Excerpt provided:
Is it possible for you to work with the values still shifted? For instance, if you were to just mask for different colours:
int r = pixel & 0xff0000;
int g = pixel & 0xff00;
int b = pixel & 0xff;
could you tweak your processing algorithm accordingly?
One final thought: I always find the precedence of shift operators confusing. I'd strongly recommend that from a readability point of view, you bracket them:
r = (pixel >> 16) & 0xFF;
pixel = a | (r <<16) | (g << 8) | b;
Irrelevant to performance, but if I were a maintainer I'd certainly appreciate it :)
The fastet way to get your r,g,b values should be
new byte[] {
(byte)(value >>> 24),
(byte)(value >>> 16),
(byte)(value >>> 8),
(byte)value
};
Concentrating on how to do the bit operations is a distraction. It only matters how you're doing these operations because you're needlessly processing the same pixel over and over.
You're calling median filter for every pixel three times, and you're getting multiple pixels around the pixel per pixel. Which means you're doing all that bit work for the same pixel multiple times. You have for loops nested four deep!
If your radius is 5, you're processing 121 pixels. Then you move down by one and process 121 pixels again, and you've already converted all but 11 of them! You do the same thing for every pixel down, then move to the right one pixel. For a radius of five, you're doing two orders of magnitude as many rgb conversions as you have to.
I'd suggest keeping your image in or converting your image to separate red, blue, and green arrays first.

Exercise data:
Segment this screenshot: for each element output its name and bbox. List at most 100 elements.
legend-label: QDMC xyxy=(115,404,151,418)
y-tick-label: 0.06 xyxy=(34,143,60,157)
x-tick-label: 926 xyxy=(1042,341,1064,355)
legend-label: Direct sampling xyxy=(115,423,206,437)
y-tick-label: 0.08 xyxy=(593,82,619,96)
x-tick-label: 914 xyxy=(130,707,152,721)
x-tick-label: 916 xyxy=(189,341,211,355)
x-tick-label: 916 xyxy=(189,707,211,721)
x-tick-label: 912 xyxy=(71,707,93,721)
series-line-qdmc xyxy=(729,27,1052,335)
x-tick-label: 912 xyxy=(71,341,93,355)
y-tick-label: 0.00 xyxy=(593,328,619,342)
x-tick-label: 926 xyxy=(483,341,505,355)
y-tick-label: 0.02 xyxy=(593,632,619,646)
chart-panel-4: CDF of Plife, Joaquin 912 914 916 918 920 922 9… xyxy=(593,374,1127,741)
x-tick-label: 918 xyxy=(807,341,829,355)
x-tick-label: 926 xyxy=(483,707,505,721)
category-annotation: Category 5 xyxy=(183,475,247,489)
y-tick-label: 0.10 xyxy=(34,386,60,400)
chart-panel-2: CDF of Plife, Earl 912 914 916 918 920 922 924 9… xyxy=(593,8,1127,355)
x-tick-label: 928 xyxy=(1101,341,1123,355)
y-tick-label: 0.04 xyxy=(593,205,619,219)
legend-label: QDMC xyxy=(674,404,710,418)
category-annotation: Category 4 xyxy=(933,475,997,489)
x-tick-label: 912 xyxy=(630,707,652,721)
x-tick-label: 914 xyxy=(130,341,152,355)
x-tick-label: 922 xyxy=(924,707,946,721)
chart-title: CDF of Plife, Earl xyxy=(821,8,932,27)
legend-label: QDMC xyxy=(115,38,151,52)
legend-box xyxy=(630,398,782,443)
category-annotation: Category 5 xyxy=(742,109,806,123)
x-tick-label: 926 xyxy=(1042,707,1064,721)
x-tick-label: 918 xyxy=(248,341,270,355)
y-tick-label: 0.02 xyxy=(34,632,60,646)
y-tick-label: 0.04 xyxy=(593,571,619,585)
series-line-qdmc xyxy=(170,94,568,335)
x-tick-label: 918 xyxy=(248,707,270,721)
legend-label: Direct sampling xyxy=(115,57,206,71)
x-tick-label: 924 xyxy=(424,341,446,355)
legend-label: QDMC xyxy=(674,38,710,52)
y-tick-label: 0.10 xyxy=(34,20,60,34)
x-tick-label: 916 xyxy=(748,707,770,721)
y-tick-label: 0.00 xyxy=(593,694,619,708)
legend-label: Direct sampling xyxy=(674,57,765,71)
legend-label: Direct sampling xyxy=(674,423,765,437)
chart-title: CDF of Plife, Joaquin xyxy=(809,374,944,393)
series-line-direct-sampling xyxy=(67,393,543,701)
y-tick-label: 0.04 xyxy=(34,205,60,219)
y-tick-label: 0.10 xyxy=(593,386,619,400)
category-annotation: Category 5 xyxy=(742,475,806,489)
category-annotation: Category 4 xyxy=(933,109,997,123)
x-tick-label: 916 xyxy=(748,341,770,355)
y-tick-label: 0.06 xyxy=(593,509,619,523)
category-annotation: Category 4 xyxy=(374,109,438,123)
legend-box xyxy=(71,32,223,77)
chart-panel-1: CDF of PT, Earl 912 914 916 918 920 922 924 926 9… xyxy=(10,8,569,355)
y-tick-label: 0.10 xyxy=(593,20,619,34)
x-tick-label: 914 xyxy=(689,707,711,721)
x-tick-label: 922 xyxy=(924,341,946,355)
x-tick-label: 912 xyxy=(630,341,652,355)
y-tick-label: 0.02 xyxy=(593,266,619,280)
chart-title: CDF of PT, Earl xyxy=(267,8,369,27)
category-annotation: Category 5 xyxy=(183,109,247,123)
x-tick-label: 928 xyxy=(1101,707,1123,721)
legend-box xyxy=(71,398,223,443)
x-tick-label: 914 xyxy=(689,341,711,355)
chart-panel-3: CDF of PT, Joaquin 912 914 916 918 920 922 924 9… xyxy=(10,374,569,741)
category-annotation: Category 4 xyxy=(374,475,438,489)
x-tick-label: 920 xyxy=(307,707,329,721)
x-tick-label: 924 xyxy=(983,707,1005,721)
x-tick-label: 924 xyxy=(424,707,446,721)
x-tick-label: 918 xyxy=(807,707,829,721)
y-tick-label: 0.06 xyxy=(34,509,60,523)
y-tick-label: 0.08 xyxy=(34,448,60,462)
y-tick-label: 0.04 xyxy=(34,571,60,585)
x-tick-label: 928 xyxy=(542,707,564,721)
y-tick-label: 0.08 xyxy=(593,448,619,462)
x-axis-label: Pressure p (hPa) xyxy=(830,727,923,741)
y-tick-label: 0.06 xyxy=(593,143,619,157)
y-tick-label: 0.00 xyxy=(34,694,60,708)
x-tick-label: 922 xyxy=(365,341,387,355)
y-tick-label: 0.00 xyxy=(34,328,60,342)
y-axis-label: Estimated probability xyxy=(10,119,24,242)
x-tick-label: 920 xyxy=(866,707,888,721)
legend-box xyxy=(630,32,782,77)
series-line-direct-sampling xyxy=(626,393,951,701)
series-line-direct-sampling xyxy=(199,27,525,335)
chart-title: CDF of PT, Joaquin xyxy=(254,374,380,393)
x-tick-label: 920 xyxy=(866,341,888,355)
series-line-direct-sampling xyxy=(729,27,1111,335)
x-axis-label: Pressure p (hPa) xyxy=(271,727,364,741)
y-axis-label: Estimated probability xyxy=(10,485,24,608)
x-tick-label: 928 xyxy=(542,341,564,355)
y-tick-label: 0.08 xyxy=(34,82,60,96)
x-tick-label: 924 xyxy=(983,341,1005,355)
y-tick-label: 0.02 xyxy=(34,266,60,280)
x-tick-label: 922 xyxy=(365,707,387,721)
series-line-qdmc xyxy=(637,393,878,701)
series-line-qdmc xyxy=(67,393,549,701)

Task details:
Extend the discussion of pulling RGB values out of pixels, starting right after its last sentence.

Result below:
If radius is large, you could keep the red, blue, and green sums as you move along, subtracting out the pixels from the top and adding in the pixels from the bottom as you crawl down the bitmap, but that would make the code a touch more complicated. Whether you add code to optimize further depends on your requirements.
Also, you have a bunch of little things that could be optimized. I'm not sure if the compiler is taking care of them or not. For instance, you could do some strength reduction. You don't need any of the multiplications you have in the lines that calculate neighbors, destOffset, rOffset, or kOffset. Addition is all you need for those if you refactor the code a bit.
You can occasionally get away with doing arithmetic on the red & blue components simultaneously in a single int:
int average(int rgb1, int rgb2)
{
int rb = (((rgb1 & 0xFF00FF) + (rgb2 & 0xFF00FF)) >> 1) & 0xFF00FF;
int g = (((rgb1 & 0xFF00) + (rgb2 & 0xFF00)) >> 1) & 0xFF00;
return (rb | g);
}
because the red and blue components are separated by 8 bits, they don't interfere with each other.
I've never seen a significant (more than 5-10%) speedup from this though.